> CONSIGNE
D'après l'entretien avec Louise Joor, qui le projet Kanopé a-t-il convaincu, et dans quelle maison d'édition ?

> EXTRAIT DU DOCUMENT
▼

Elle est jeune, belge, écolo, talentueuse, fille d’éditeur de BD et copine d’auteur de BD… Si on analyse une branche d’ADN de Louise Joor, on y trouve donc assurément tous les gènes du 9ème art, avec des petits morceaux de phylactères dedans. Louise Joor vient de sortir sa première BD, Kanopé, un one shot d’aventures et d’anticipation qui fait sens. Et comme le souligne Philippe Buchet dans sa préface, c’est très logiquement une réussite : immersion immédiate, dynamisme narratif idéal, propos de fond intelligent. Vivement qu’elle fasse un deuxième album…
interview Bande dessinée
Louise Joor
Bonjour Louise, qui es-tu ? Quel est ton parcours ?
Louise Joor : Je suis une jeune auteure belge (bruxelloise même). J’ai grandi dans le monde de la BD entre un père libraire spécialisé BD, devenu éditeur entre-temps, et une mère dessinatrice/peintre à ses heures. A ma majorité, je me suis inscrite à l’institut Saint-Luc, section bande dessinée, où j’ai étudié/dessiné/fait des rencontres pendant 3 ans. J’ai mis ensuite presque trois autres années à créer une bonne douzaine d’histoires pour finir par créer celle de Kanopé, qui a convaincu Grégoire Seguin, aux Editions Delcourt.
Peux-tu nous faire un pitch de Kanopé ?
Louise Joor : Kanopé est l’histoire futuriste d’une rencontre entre deux personnes que tout oppose, dans une forêt amazonienne devenue radioactive.

▲

> Entrées d'un jeu de données
▼

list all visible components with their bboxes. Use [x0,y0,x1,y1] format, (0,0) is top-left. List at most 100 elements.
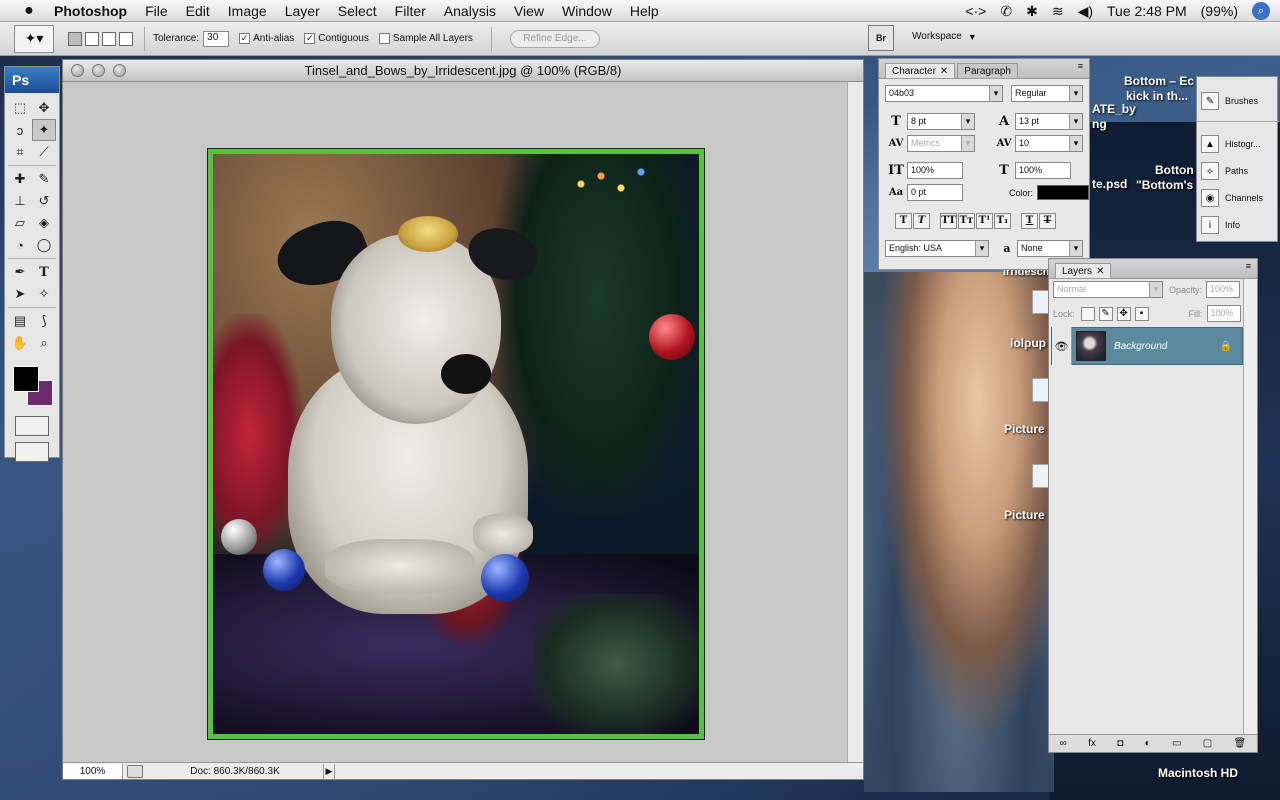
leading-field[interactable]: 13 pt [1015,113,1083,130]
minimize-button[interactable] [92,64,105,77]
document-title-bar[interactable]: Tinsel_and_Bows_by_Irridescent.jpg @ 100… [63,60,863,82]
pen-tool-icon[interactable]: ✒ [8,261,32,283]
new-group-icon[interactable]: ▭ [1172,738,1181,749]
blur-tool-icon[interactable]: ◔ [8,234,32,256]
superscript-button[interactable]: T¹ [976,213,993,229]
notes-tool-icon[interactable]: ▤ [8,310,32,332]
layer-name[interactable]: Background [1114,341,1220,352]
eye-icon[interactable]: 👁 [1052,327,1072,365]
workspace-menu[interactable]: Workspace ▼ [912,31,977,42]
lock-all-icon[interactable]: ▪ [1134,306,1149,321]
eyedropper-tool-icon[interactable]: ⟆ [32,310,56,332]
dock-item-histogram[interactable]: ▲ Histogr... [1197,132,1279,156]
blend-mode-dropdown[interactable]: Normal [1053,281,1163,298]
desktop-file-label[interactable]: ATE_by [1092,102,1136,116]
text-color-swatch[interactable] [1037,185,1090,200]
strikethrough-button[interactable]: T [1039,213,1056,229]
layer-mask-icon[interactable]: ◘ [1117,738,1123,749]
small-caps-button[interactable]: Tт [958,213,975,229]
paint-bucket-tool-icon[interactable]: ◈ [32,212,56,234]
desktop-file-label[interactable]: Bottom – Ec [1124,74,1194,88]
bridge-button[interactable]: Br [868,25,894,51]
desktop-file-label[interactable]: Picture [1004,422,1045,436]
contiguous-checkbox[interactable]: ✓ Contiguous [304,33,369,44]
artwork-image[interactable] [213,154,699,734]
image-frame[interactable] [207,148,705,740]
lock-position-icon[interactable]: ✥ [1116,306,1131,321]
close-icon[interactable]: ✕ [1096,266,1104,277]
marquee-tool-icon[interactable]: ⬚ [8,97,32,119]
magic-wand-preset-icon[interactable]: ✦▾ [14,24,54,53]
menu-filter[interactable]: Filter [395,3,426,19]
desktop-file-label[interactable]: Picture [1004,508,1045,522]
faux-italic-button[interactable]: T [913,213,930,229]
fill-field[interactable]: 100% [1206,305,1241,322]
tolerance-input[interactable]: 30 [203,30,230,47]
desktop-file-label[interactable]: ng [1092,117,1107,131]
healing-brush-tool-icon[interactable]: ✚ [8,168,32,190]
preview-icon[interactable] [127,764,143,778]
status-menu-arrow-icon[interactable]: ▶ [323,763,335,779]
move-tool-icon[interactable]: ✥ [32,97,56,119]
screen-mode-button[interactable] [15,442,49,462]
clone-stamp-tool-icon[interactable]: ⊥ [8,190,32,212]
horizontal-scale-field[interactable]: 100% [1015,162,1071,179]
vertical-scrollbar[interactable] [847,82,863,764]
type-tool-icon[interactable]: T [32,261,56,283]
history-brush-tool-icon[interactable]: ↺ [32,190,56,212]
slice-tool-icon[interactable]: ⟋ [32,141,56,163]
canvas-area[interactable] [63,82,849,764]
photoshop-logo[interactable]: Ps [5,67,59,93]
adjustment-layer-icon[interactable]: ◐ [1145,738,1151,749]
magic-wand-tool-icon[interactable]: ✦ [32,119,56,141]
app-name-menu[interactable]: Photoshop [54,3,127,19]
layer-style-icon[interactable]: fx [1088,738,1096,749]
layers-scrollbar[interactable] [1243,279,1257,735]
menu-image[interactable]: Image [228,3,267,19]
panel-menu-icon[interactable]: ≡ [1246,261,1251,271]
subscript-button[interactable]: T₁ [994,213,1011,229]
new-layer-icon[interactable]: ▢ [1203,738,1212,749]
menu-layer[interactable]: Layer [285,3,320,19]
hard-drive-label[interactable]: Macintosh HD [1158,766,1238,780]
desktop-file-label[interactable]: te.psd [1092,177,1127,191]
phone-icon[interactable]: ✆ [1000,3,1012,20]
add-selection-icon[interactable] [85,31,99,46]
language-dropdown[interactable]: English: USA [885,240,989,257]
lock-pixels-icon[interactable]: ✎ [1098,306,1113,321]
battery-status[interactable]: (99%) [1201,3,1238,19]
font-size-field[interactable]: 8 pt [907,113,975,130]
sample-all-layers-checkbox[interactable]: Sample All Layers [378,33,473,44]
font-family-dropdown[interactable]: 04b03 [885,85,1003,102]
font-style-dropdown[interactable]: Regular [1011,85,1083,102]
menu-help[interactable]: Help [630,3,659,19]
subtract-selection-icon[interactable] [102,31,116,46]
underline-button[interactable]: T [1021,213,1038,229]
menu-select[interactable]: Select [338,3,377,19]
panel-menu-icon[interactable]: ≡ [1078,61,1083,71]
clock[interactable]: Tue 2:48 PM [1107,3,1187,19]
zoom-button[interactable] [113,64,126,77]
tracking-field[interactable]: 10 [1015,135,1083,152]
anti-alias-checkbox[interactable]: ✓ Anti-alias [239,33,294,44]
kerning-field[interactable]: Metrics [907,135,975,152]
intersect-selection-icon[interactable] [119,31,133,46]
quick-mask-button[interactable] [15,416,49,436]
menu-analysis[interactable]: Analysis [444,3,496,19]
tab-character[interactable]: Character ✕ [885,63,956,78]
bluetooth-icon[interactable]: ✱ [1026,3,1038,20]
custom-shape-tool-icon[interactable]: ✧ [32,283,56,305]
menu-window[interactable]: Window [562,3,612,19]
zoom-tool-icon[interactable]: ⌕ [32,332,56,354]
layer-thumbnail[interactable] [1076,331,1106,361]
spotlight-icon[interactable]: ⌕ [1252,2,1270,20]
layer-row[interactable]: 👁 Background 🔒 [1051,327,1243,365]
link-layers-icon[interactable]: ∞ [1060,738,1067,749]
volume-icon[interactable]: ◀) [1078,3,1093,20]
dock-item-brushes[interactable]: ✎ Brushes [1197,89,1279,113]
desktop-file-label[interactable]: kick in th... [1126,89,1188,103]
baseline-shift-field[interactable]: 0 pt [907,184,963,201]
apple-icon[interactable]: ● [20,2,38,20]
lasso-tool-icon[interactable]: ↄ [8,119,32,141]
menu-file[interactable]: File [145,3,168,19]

▲
▼

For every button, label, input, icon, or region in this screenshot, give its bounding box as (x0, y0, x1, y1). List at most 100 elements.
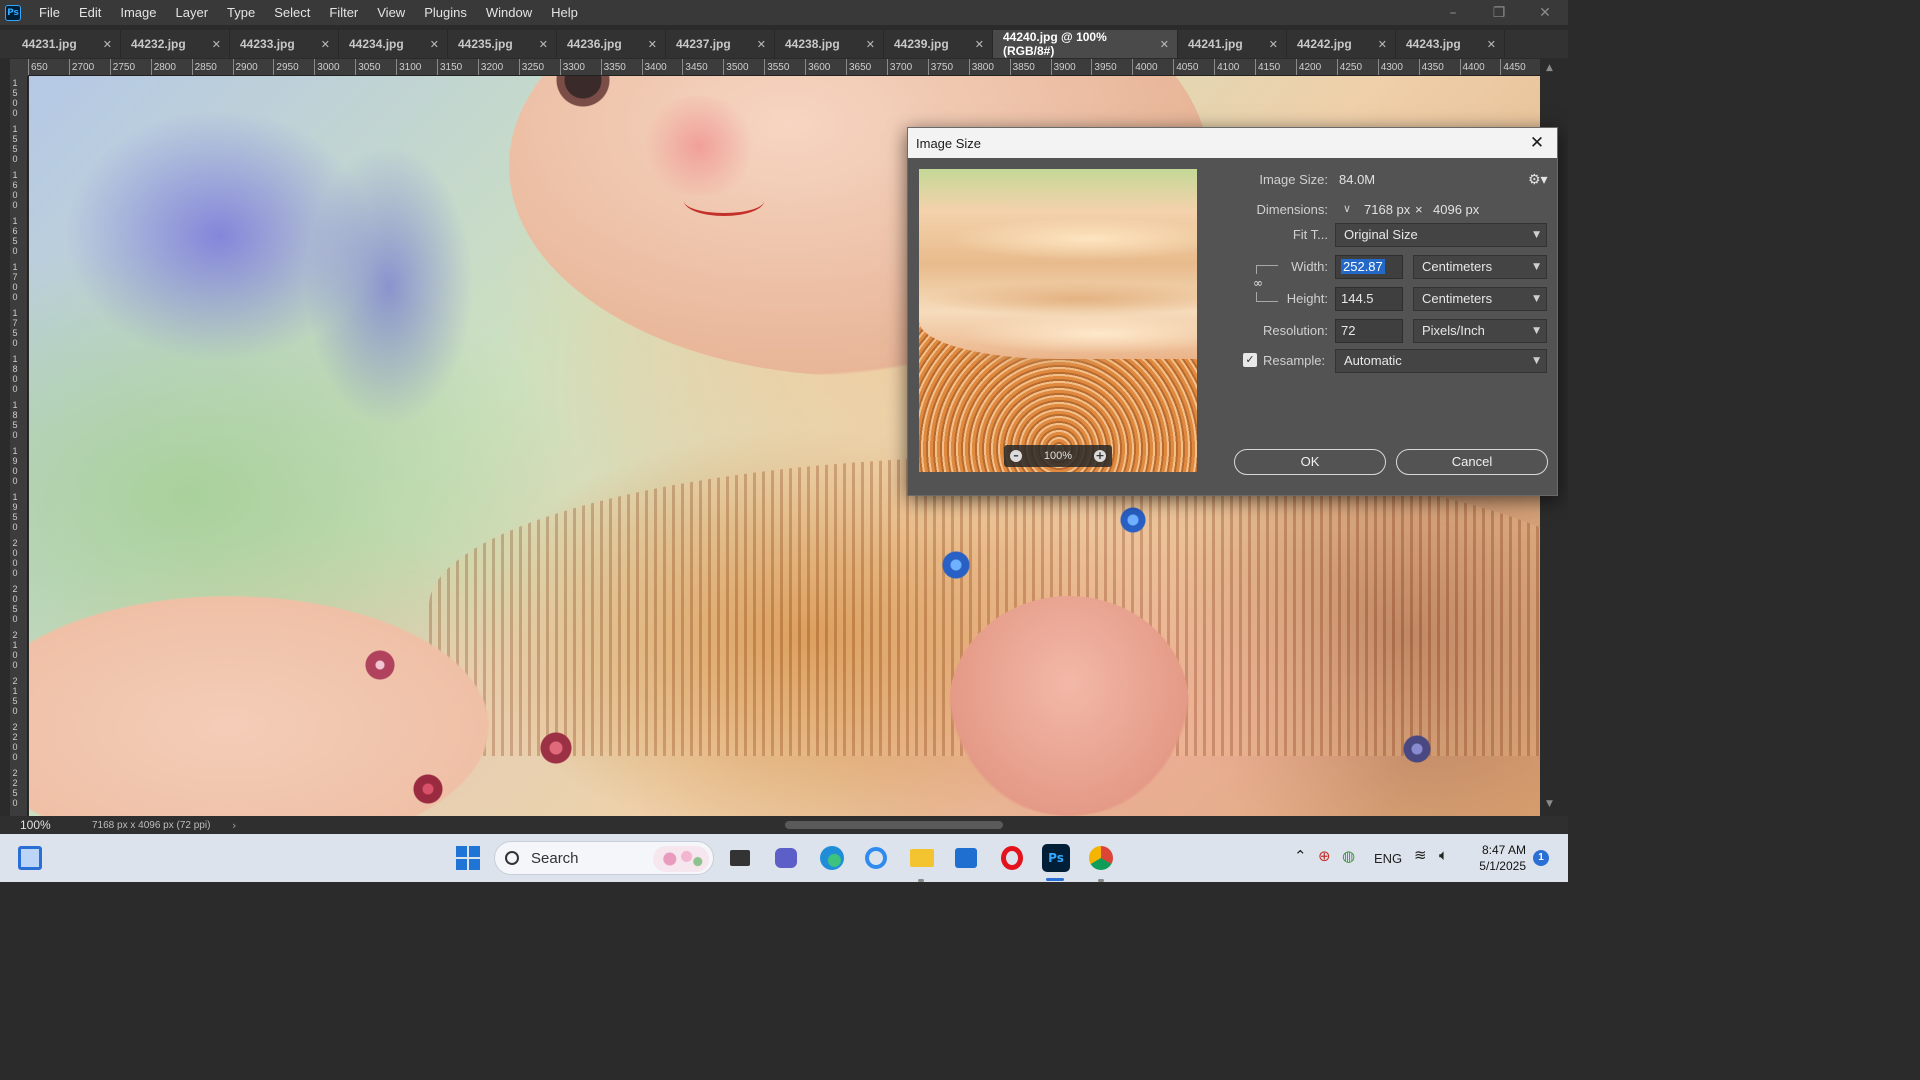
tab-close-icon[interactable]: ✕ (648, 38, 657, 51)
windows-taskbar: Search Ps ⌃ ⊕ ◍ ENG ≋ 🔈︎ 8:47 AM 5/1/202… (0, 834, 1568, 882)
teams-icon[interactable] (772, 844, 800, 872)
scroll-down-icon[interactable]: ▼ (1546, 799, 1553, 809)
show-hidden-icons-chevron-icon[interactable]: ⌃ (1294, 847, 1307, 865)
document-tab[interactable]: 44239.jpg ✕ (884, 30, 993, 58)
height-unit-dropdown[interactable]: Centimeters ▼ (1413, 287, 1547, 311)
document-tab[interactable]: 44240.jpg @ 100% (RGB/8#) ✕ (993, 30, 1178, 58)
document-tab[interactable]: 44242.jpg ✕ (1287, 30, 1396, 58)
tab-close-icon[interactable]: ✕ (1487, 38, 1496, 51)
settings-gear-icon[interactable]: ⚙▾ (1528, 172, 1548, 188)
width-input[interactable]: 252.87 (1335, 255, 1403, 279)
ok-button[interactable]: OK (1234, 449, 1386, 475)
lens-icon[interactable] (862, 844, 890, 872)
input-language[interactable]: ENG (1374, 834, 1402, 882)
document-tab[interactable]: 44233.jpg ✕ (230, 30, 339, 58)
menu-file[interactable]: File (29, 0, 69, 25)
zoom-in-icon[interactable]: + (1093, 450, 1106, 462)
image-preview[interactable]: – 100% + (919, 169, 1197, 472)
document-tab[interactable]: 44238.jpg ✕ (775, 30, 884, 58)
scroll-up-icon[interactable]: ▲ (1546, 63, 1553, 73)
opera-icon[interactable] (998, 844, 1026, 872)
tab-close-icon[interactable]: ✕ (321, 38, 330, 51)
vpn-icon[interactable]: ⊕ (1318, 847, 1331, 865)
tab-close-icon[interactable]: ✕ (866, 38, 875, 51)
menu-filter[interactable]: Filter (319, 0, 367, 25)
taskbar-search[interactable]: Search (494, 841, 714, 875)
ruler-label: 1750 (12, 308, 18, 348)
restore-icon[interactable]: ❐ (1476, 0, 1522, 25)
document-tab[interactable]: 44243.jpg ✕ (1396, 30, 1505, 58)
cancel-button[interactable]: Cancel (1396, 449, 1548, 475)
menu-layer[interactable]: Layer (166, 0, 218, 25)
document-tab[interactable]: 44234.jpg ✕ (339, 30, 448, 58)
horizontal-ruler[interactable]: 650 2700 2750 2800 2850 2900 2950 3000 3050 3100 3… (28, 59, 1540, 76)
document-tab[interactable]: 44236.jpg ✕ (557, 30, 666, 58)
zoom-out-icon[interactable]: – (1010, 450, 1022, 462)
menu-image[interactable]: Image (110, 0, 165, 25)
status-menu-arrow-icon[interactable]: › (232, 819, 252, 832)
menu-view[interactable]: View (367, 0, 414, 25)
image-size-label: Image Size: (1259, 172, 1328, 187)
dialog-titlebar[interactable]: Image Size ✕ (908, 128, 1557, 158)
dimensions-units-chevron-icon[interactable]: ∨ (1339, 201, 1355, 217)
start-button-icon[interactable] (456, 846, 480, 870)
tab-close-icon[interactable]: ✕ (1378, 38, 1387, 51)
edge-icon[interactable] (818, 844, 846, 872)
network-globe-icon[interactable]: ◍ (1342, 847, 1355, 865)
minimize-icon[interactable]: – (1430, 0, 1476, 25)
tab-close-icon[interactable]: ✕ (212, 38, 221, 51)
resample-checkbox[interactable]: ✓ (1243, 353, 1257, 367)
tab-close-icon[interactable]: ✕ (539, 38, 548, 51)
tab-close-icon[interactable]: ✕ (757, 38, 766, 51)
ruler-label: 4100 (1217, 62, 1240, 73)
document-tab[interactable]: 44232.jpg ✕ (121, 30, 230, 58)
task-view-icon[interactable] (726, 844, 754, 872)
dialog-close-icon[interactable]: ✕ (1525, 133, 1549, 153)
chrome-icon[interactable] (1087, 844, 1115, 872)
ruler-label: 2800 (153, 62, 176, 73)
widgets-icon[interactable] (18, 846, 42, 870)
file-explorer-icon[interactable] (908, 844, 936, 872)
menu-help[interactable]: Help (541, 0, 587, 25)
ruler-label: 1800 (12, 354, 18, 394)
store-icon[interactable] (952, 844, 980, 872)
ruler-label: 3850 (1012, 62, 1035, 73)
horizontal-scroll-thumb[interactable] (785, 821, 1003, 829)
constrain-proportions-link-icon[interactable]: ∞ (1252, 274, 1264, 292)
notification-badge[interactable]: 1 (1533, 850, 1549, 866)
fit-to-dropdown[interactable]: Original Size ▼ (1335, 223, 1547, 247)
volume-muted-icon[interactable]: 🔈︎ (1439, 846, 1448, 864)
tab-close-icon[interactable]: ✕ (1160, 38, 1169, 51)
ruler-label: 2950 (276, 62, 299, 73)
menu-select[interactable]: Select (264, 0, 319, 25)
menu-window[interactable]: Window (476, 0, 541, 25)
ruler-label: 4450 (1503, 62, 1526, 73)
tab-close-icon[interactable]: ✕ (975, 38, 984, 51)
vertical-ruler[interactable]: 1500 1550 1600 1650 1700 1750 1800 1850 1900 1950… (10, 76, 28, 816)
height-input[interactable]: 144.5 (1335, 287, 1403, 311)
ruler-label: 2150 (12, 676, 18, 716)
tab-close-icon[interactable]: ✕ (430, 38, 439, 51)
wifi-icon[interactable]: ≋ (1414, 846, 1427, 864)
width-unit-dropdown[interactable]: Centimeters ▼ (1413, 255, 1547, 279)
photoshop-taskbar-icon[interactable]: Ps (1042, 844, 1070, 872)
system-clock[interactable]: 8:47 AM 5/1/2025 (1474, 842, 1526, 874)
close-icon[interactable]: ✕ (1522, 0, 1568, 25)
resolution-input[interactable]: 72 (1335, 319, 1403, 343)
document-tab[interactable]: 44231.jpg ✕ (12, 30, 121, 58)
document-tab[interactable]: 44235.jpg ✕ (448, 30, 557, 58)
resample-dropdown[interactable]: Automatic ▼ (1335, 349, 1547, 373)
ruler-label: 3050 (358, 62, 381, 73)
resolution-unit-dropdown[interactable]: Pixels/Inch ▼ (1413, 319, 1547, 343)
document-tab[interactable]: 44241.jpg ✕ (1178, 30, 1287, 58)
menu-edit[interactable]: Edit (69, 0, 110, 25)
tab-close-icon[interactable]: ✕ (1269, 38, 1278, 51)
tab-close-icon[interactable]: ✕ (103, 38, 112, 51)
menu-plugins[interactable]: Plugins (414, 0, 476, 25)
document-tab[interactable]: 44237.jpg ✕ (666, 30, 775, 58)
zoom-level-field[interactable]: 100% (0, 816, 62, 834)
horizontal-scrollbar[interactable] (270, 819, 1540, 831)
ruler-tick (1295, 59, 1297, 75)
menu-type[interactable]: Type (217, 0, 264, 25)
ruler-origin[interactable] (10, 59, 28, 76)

▲

> RÉPONSE
Grégoire Seguin, aux Editions Delcourt.